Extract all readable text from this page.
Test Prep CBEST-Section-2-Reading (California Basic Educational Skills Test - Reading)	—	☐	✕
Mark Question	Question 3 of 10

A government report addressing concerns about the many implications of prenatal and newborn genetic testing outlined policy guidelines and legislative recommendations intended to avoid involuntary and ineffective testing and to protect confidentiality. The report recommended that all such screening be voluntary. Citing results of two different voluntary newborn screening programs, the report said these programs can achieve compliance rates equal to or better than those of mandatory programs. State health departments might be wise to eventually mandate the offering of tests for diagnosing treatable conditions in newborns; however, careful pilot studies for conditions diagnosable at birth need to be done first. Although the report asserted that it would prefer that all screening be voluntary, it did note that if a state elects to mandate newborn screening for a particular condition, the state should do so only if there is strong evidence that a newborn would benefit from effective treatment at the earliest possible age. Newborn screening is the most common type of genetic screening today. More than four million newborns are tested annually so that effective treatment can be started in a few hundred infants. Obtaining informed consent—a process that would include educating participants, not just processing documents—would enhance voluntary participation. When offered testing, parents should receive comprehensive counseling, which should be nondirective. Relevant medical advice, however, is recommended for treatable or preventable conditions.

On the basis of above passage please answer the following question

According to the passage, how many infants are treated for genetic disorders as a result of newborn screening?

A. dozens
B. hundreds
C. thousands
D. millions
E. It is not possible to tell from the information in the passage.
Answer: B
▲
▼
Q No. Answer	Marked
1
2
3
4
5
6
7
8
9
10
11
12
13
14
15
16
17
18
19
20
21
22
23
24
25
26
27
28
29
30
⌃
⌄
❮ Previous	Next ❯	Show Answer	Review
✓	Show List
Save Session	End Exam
+---+
--- PROBLEM ---
Output all preceding records character for character.

--- RESULT OF THE EXERCISE ---
Extract all readable text from this page.
Test Prep CBEST-Section-2-Reading (California Basic Educational Skills Test - Reading)	—	☐	✕
Mark Question	Question 3 of 10

A government report addressing concerns about the many implications of prenatal and newborn genetic testing outlined policy guidelines and legislative recommendations intended to avoid involuntary and ineffective testing and to protect confidentiality. The report recommended that all such screening be voluntary. Citing results of two different voluntary newborn screening programs, the report said these programs can achieve compliance rates equal to or better than those of mandatory programs. State health departments might be wise to eventually mandate the offering of tests for diagnosing treatable conditions in newborns; however, careful pilot studies for conditions diagnosable at birth need to be done first. Although the report asserted that it would prefer that all screening be voluntary, it did note that if a state elects to mandate newborn screening for a particular condition, the state should do so only if there is strong evidence that a newborn would benefit from effective treatment at the earliest possible age. Newborn screening is the most common type of genetic screening today. More than four million newborns are tested annually so that effective treatment can be started in a few hundred infants. Obtaining informed consent—a process that would include educating participants, not just processing documents—would enhance voluntary participation. When offered testing, parents should receive comprehensive counseling, which should be nondirective. Relevant medical advice, however, is recommended for treatable or preventable conditions.

On the basis of above passage please answer the following question

According to the passage, how many infants are treated for genetic disorders as a result of newborn screening?

A. dozens
B. hundreds
C. thousands
D. millions
E. It is not possible to tell from the information in the passage.
Answer: B
▲
▼
Q No. Answer	Marked
1
2
3
4
5
6
7
8
9
10
11
12
13
14
15
16
17
18
19
20
21
22
23
24
25
26
27
28
29
30
⌃
⌄
❮ Previous	Next ❯	Show Answer	Review
✓	Show List
Save Session	End Exam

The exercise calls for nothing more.